# [The request]
Your task is to reproduce the material exactly.

**********

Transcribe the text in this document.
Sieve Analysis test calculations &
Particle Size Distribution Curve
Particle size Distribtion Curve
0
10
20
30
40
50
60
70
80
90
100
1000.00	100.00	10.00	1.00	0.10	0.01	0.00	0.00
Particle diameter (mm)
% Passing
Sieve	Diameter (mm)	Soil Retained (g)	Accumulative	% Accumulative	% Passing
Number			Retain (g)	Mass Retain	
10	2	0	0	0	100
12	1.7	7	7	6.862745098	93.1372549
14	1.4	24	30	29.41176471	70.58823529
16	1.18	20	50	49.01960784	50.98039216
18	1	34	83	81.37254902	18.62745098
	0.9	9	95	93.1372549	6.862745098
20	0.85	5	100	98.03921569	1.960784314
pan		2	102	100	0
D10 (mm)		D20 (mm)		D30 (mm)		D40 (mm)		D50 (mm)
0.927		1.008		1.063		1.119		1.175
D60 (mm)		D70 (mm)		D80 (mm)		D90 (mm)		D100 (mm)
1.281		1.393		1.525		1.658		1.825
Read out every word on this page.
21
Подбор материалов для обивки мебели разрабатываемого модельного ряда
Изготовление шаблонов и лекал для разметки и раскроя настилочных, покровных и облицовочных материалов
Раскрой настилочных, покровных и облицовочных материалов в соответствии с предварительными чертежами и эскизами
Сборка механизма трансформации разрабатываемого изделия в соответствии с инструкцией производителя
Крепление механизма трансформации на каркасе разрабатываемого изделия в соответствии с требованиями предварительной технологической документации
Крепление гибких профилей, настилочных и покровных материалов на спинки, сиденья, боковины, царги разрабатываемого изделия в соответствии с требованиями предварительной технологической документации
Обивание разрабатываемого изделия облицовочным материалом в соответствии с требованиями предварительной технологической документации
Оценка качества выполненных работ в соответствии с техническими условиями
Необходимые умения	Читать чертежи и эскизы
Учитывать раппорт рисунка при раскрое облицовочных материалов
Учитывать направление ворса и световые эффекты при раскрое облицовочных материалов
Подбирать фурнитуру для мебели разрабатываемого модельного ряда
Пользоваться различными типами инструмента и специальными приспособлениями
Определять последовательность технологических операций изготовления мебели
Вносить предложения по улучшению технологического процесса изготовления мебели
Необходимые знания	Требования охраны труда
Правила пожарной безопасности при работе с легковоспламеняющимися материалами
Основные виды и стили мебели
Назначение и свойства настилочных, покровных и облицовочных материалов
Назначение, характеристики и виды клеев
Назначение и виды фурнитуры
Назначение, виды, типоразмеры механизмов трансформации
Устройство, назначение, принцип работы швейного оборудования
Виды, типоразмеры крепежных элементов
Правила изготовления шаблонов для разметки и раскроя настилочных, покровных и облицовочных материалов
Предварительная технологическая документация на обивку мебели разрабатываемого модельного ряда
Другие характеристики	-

**********

# [Worked solution]
Transcribe the text in this document.
Sieve Analysis test calculations &
Particle Size Distribution Curve
Particle size Distribtion Curve
0
10
20
30
40
50
60
70
80
90
100
1000.00	100.00	10.00	1.00	0.10	0.01	0.00	0.00
Particle diameter (mm)
% Passing
Sieve	Diameter (mm)	Soil Retained (g)	Accumulative	% Accumulative	% Passing
Number			Retain (g)	Mass Retain	
10	2	0	0	0	100
12	1.7	7	7	6.862745098	93.1372549
14	1.4	24	30	29.41176471	70.58823529
16	1.18	20	50	49.01960784	50.98039216
18	1	34	83	81.37254902	18.62745098
	0.9	9	95	93.1372549	6.862745098
20	0.85	5	100	98.03921569	1.960784314
pan		2	102	100	0
D10 (mm)		D20 (mm)		D30 (mm)		D40 (mm)		D50 (mm)
0.927		1.008		1.063		1.119		1.175
D60 (mm)		D70 (mm)		D80 (mm)		D90 (mm)		D100 (mm)
1.281		1.393		1.525		1.658		1.825
Read out every word on this page.
21
Подбор материалов для обивки мебели разрабатываемого модельного ряда
Изготовление шаблонов и лекал для разметки и раскроя настилочных, покровных и облицовочных материалов
Раскрой настилочных, покровных и облицовочных материалов в соответствии с предварительными чертежами и эскизами
Сборка механизма трансформации разрабатываемого изделия в соответствии с инструкцией производителя
Крепление механизма трансформации на каркасе разрабатываемого изделия в соответствии с требованиями предварительной технологической документации
Крепление гибких профилей, настилочных и покровных материалов на спинки, сиденья, боковины, царги разрабатываемого изделия в соответствии с требованиями предварительной технологической документации
Обивание разрабатываемого изделия облицовочным материалом в соответствии с требованиями предварительной технологической документации
Оценка качества выполненных работ в соответствии с техническими условиями
Необходимые умения	Читать чертежи и эскизы
Учитывать раппорт рисунка при раскрое облицовочных материалов
Учитывать направление ворса и световые эффекты при раскрое облицовочных материалов
Подбирать фурнитуру для мебели разрабатываемого модельного ряда
Пользоваться различными типами инструмента и специальными приспособлениями
Определять последовательность технологических операций изготовления мебели
Вносить предложения по улучшению технологического процесса изготовления мебели
Необходимые знания	Требования охраны труда
Правила пожарной безопасности при работе с легковоспламеняющимися материалами
Основные виды и стили мебели
Назначение и свойства настилочных, покровных и облицовочных материалов
Назначение, характеристики и виды клеев
Назначение и виды фурнитуры
Назначение, виды, типоразмеры механизмов трансформации
Устройство, назначение, принцип работы швейного оборудования
Виды, типоразмеры крепежных элементов
Правила изготовления шаблонов для разметки и раскроя настилочных, покровных и облицовочных материалов
Предварительная технологическая документация на обивку мебели разрабатываемого модельного ряда
Другие характеристики	-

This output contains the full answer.